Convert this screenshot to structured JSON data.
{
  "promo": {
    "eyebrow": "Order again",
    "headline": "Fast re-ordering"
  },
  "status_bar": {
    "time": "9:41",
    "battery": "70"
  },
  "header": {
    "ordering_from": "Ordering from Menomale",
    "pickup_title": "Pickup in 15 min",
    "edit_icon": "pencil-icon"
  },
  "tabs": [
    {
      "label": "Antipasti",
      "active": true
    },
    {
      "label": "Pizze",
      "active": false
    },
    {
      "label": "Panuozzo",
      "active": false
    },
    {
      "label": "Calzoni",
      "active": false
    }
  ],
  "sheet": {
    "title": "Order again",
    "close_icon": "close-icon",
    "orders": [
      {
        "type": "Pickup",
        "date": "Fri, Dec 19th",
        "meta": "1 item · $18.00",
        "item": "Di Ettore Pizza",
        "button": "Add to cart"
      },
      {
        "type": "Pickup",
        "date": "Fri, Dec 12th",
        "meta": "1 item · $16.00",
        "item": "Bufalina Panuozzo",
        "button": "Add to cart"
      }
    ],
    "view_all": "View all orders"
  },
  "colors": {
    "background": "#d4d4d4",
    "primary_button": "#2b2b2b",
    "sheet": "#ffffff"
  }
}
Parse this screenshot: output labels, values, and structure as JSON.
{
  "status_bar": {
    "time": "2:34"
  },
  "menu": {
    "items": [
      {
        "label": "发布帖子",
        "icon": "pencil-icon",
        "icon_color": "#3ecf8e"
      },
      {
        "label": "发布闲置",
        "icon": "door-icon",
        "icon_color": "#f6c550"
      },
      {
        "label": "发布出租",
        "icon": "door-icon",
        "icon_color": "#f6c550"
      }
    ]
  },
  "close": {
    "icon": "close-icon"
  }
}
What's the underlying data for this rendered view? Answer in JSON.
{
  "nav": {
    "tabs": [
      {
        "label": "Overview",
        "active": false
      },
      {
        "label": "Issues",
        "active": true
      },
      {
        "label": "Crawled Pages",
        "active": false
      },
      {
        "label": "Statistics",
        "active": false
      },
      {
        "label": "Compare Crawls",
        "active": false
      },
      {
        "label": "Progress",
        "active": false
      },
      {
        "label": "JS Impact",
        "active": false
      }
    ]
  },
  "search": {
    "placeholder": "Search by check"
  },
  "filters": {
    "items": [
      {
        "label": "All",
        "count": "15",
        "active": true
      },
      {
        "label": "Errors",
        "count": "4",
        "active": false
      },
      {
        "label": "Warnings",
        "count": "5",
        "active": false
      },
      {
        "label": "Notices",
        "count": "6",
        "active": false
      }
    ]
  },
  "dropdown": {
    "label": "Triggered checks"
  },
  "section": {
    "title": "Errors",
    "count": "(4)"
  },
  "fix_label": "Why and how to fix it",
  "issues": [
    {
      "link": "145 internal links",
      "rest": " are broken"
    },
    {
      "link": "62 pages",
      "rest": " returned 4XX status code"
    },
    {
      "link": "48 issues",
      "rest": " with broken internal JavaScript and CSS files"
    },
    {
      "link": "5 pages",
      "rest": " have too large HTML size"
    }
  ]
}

■ GOAL OF THE EXERCISE ■
Output the listing above word for word.

■ WRITTEN ANSWER ■
Convert this screenshot to structured JSON data.
{
  "promo": {
    "eyebrow": "Order again",
    "headline": "Fast re-ordering"
  },
  "status_bar": {
    "time": "9:41",
    "battery": "70"
  },
  "header": {
    "ordering_from": "Ordering from Menomale",
    "pickup_title": "Pickup in 15 min",
    "edit_icon": "pencil-icon"
  },
  "tabs": [
    {
      "label": "Antipasti",
      "active": true
    },
    {
      "label": "Pizze",
      "active": false
    },
    {
      "label": "Panuozzo",
      "active": false
    },
    {
      "label": "Calzoni",
      "active": false
    }
  ],
  "sheet": {
    "title": "Order again",
    "close_icon": "close-icon",
    "orders": [
      {
        "type": "Pickup",
        "date": "Fri, Dec 19th",
        "meta": "1 item · $18.00",
        "item": "Di Ettore Pizza",
        "button": "Add to cart"
      },
      {
        "type": "Pickup",
        "date": "Fri, Dec 12th",
        "meta": "1 item · $16.00",
        "item": "Bufalina Panuozzo",
        "button": "Add to cart"
      }
    ],
    "view_all": "View all orders"
  },
  "colors": {
    "background": "#d4d4d4",
    "primary_button": "#2b2b2b",
    "sheet": "#ffffff"
  }
}
Parse this screenshot: output labels, values, and structure as JSON.
{
  "status_bar": {
    "time": "2:34"
  },
  "menu": {
    "items": [
      {
        "label": "发布帖子",
        "icon": "pencil-icon",
        "icon_color": "#3ecf8e"
      },
      {
        "label": "发布闲置",
        "icon": "door-icon",
        "icon_color": "#f6c550"
      },
      {
        "label": "发布出租",
        "icon": "door-icon",
        "icon_color": "#f6c550"
      }
    ]
  },
  "close": {
    "icon": "close-icon"
  }
}
What's the underlying data for this rendered view? Answer in JSON.
{
  "nav": {
    "tabs": [
      {
        "label": "Overview",
        "active": false
      },
      {
        "label": "Issues",
        "active": true
      },
      {
        "label": "Crawled Pages",
        "active": false
      },
      {
        "label": "Statistics",
        "active": false
      },
      {
        "label": "Compare Crawls",
        "active": false
      },
      {
        "label": "Progress",
        "active": false
      },
      {
        "label": "JS Impact",
        "active": false
      }
    ]
  },
  "search": {
    "placeholder": "Search by check"
  },
  "filters": {
    "items": [
      {
        "label": "All",
        "count": "15",
        "active": true
      },
      {
        "label": "Errors",
        "count": "4",
        "active": false
      },
      {
        "label": "Warnings",
        "count": "5",
        "active": false
      },
      {
        "label": "Notices",
        "count": "6",
        "active": false
      }
    ]
  },
  "dropdown": {
    "label": "Triggered checks"
  },
  "section": {
    "title": "Errors",
    "count": "(4)"
  },
  "fix_label": "Why and how to fix it",
  "issues": [
    {
      "link": "145 internal links",
      "rest": " are broken"
    },
    {
      "link": "62 pages",
      "rest": " returned 4XX status code"
    },
    {
      "link": "48 issues",
      "rest": " with broken internal JavaScript and CSS files"
    },
    {
      "link": "5 pages",
      "rest": " have too large HTML size"
    }
  ]
}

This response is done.